*Work to do:*
Look below and pull out each line with the word "chef".

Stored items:
------------------------------------------------

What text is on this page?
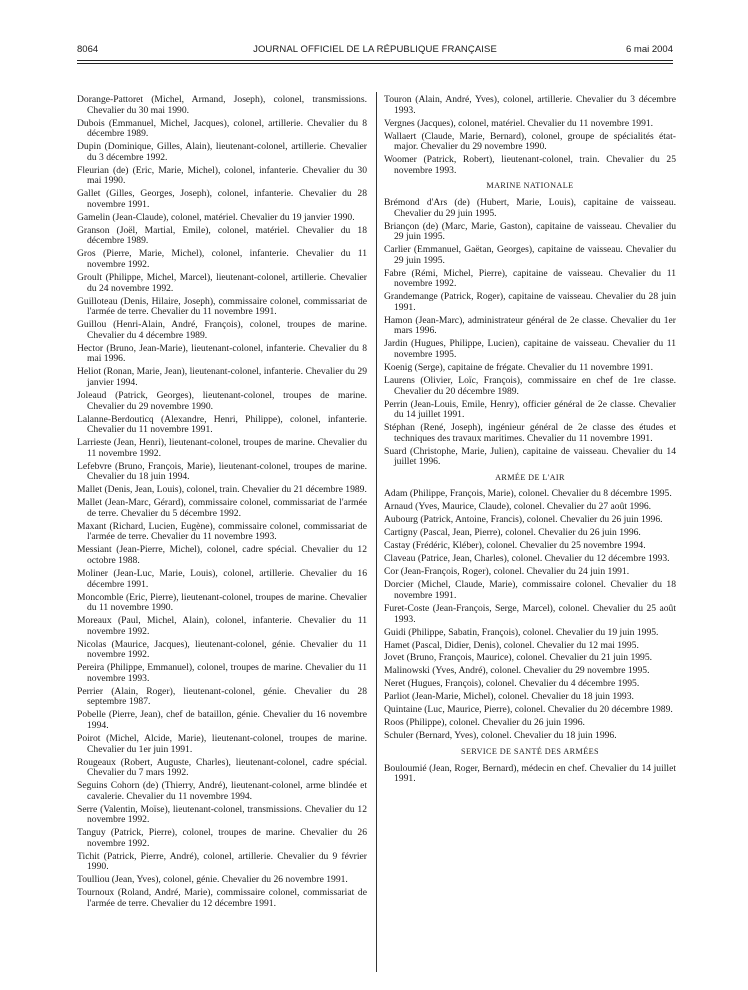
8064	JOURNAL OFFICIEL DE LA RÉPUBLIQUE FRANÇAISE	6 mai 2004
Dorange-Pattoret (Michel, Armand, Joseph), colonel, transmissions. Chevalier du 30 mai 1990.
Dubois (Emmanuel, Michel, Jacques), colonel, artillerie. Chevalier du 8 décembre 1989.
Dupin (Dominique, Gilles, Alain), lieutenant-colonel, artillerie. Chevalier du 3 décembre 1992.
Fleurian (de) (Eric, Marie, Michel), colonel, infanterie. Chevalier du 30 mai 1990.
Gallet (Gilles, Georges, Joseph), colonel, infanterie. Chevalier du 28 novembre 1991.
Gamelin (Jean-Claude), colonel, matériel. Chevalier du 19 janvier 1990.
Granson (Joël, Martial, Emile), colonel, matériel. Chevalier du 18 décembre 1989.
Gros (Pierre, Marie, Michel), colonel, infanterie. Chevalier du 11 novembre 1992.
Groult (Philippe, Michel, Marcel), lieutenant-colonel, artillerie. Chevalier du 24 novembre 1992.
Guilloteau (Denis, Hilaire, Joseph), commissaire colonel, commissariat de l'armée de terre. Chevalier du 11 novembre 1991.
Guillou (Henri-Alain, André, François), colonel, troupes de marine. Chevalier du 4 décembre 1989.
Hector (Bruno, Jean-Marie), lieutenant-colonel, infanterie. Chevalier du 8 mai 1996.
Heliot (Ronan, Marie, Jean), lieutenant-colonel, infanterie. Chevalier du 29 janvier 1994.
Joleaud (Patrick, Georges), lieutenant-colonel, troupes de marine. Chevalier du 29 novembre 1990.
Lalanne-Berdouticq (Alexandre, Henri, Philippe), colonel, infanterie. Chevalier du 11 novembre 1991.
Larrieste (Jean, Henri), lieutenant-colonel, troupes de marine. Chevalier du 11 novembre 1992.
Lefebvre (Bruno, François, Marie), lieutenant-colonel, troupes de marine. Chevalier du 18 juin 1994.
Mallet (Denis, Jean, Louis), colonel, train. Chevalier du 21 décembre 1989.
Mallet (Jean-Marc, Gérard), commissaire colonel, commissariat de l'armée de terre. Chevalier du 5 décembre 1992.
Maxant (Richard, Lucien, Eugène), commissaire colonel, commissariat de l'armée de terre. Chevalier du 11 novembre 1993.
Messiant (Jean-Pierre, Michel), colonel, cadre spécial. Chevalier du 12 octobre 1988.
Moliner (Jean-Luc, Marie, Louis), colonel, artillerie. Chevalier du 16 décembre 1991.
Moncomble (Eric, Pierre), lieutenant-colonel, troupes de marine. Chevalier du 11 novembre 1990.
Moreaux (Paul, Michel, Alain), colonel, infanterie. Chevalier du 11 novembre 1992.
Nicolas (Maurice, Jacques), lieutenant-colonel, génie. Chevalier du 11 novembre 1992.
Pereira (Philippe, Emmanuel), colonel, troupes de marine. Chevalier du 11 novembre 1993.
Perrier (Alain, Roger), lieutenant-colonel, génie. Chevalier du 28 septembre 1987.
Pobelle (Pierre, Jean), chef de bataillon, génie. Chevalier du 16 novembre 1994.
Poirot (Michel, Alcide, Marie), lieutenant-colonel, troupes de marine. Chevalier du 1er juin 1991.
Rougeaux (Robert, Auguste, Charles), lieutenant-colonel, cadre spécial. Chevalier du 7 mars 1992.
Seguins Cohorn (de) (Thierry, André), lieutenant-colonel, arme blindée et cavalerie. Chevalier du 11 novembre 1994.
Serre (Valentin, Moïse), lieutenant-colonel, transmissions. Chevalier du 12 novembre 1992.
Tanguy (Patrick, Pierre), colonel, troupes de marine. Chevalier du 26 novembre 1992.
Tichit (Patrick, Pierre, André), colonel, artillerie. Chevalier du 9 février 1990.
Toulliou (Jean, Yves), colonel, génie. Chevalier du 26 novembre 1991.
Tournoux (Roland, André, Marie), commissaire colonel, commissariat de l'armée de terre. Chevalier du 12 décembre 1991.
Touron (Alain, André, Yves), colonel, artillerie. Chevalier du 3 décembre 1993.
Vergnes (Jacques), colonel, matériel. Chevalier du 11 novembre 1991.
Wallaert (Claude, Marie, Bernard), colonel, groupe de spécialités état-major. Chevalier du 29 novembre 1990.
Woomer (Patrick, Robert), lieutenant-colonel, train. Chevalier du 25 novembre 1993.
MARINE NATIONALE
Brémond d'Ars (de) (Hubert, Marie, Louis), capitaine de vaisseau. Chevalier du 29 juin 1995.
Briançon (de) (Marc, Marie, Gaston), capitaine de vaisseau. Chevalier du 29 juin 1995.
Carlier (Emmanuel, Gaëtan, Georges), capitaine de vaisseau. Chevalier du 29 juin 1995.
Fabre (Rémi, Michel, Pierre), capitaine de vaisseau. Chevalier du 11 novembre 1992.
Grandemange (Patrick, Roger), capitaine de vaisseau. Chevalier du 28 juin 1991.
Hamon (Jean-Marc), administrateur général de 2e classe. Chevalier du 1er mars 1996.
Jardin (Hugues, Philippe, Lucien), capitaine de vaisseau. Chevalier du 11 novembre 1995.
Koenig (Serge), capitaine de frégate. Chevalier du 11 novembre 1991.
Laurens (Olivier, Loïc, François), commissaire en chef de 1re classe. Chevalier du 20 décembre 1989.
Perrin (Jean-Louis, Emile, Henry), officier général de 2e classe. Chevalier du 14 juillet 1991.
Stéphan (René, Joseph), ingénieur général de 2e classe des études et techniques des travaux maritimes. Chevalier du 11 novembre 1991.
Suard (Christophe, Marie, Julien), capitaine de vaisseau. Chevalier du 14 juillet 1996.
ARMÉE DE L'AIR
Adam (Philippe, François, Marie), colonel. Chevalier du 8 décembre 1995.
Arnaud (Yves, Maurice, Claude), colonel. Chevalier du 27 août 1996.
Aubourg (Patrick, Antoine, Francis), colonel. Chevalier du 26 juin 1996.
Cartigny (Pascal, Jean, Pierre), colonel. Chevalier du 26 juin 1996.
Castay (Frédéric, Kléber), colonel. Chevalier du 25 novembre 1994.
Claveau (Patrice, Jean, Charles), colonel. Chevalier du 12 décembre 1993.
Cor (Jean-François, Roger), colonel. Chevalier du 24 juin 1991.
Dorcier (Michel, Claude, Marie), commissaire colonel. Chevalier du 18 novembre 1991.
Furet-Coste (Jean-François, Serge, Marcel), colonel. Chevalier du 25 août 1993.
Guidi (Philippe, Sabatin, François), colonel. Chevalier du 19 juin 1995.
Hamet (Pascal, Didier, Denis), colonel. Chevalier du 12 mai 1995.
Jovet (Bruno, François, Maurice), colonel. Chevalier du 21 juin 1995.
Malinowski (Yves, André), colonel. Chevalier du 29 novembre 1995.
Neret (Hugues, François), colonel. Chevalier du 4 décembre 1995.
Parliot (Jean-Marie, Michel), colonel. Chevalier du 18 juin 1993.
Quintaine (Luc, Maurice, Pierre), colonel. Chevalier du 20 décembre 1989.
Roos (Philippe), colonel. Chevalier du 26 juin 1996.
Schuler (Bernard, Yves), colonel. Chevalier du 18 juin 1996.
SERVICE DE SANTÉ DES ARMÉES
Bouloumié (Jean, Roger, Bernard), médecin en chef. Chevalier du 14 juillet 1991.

------------------------------------------------

*Full solution:*
Pobelle (Pierre, Jean), chef de bataillon, génie. Chevalier du 16 novembre 1994.
Laurens (Olivier, Loïc, François), commissaire en chef de 1re classe. Chevalier du 20 décembre 1989.
Bouloumié (Jean, Roger, Bernard), médecin en chef. Chevalier du 14 juillet 1991.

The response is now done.